:: Data in this exercise ::
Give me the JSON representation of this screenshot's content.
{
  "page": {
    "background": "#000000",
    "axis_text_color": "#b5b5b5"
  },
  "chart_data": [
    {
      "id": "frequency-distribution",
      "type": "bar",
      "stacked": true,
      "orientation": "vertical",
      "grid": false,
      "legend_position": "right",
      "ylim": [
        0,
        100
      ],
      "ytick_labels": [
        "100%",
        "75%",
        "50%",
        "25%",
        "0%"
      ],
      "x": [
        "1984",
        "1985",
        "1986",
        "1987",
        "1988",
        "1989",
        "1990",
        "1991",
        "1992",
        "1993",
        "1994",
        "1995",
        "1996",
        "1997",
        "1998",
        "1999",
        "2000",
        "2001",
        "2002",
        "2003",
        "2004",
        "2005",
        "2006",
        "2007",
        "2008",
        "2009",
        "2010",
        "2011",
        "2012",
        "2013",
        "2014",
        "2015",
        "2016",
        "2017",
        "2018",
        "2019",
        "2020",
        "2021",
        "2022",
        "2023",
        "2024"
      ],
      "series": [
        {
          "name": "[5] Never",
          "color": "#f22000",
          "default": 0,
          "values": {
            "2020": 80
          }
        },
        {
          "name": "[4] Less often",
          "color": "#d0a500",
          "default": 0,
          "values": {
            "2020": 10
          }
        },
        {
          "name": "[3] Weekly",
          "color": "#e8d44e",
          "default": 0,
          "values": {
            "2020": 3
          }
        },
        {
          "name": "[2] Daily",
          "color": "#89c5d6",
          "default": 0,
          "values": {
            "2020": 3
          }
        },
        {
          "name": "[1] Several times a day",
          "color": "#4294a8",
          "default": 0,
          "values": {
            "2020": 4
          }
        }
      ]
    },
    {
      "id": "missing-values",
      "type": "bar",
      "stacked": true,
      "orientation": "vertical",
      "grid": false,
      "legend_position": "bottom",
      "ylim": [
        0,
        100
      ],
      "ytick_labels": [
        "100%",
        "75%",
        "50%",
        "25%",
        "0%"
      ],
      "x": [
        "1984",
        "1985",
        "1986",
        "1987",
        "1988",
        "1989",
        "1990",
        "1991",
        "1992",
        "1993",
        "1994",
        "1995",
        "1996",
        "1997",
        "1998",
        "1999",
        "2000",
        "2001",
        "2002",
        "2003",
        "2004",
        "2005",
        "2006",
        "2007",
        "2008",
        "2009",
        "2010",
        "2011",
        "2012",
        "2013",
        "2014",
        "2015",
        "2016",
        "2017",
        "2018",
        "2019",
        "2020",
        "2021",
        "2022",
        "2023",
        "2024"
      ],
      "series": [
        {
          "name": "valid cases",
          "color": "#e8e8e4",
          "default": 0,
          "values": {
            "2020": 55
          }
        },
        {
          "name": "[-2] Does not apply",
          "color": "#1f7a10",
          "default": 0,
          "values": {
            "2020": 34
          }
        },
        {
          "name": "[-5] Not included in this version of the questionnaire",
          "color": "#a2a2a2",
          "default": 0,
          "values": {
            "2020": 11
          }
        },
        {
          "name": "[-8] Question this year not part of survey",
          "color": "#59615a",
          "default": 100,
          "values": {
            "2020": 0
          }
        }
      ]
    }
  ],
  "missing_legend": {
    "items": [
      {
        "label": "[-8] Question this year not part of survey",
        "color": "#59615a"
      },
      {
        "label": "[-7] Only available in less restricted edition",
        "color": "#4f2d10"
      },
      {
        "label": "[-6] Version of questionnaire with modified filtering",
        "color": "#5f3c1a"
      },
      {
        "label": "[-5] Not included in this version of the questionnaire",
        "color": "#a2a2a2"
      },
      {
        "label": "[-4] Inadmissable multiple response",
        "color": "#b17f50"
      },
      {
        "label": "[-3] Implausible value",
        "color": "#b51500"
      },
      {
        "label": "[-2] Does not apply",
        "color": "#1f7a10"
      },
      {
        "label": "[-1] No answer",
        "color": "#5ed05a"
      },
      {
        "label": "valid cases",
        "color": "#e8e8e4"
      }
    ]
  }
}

:: What to produce ::
Repeat the records above exactly as they appear.

:: Solution to the problem ::
Give me the JSON representation of this screenshot's content.
{
  "page": {
    "background": "#000000",
    "axis_text_color": "#b5b5b5"
  },
  "chart_data": [
    {
      "id": "frequency-distribution",
      "type": "bar",
      "stacked": true,
      "orientation": "vertical",
      "grid": false,
      "legend_position": "right",
      "ylim": [
        0,
        100
      ],
      "ytick_labels": [
        "100%",
        "75%",
        "50%",
        "25%",
        "0%"
      ],
      "x": [
        "1984",
        "1985",
        "1986",
        "1987",
        "1988",
        "1989",
        "1990",
        "1991",
        "1992",
        "1993",
        "1994",
        "1995",
        "1996",
        "1997",
        "1998",
        "1999",
        "2000",
        "2001",
        "2002",
        "2003",
        "2004",
        "2005",
        "2006",
        "2007",
        "2008",
        "2009",
        "2010",
        "2011",
        "2012",
        "2013",
        "2014",
        "2015",
        "2016",
        "2017",
        "2018",
        "2019",
        "2020",
        "2021",
        "2022",
        "2023",
        "2024"
      ],
      "series": [
        {
          "name": "[5] Never",
          "color": "#f22000",
          "default": 0,
          "values": {
            "2020": 80
          }
        },
        {
          "name": "[4] Less often",
          "color": "#d0a500",
          "default": 0,
          "values": {
            "2020": 10
          }
        },
        {
          "name": "[3] Weekly",
          "color": "#e8d44e",
          "default": 0,
          "values": {
            "2020": 3
          }
        },
        {
          "name": "[2] Daily",
          "color": "#89c5d6",
          "default": 0,
          "values": {
            "2020": 3
          }
        },
        {
          "name": "[1] Several times a day",
          "color": "#4294a8",
          "default": 0,
          "values": {
            "2020": 4
          }
        }
      ]
    },
    {
      "id": "missing-values",
      "type": "bar",
      "stacked": true,
      "orientation": "vertical",
      "grid": false,
      "legend_position": "bottom",
      "ylim": [
        0,
        100
      ],
      "ytick_labels": [
        "100%",
        "75%",
        "50%",
        "25%",
        "0%"
      ],
      "x": [
        "1984",
        "1985",
        "1986",
        "1987",
        "1988",
        "1989",
        "1990",
        "1991",
        "1992",
        "1993",
        "1994",
        "1995",
        "1996",
        "1997",
        "1998",
        "1999",
        "2000",
        "2001",
        "2002",
        "2003",
        "2004",
        "2005",
        "2006",
        "2007",
        "2008",
        "2009",
        "2010",
        "2011",
        "2012",
        "2013",
        "2014",
        "2015",
        "2016",
        "2017",
        "2018",
        "2019",
        "2020",
        "2021",
        "2022",
        "2023",
        "2024"
      ],
      "series": [
        {
          "name": "valid cases",
          "color": "#e8e8e4",
          "default": 0,
          "values": {
            "2020": 55
          }
        },
        {
          "name": "[-2] Does not apply",
          "color": "#1f7a10",
          "default": 0,
          "values": {
            "2020": 34
          }
        },
        {
          "name": "[-5] Not included in this version of the questionnaire",
          "color": "#a2a2a2",
          "default": 0,
          "values": {
            "2020": 11
          }
        },
        {
          "name": "[-8] Question this year not part of survey",
          "color": "#59615a",
          "default": 100,
          "values": {
            "2020": 0
          }
        }
      ]
    }
  ],
  "missing_legend": {
    "items": [
      {
        "label": "[-8] Question this year not part of survey",
        "color": "#59615a"
      },
      {
        "label": "[-7] Only available in less restricted edition",
        "color": "#4f2d10"
      },
      {
        "label": "[-6] Version of questionnaire with modified filtering",
        "color": "#5f3c1a"
      },
      {
        "label": "[-5] Not included in this version of the questionnaire",
        "color": "#a2a2a2"
      },
      {
        "label": "[-4] Inadmissable multiple response",
        "color": "#b17f50"
      },
      {
        "label": "[-3] Implausible value",
        "color": "#b51500"
      },
      {
        "label": "[-2] Does not apply",
        "color": "#1f7a10"
      },
      {
        "label": "[-1] No answer",
        "color": "#5ed05a"
      },
      {
        "label": "valid cases",
        "color": "#e8e8e4"
      }
    ]
  }
}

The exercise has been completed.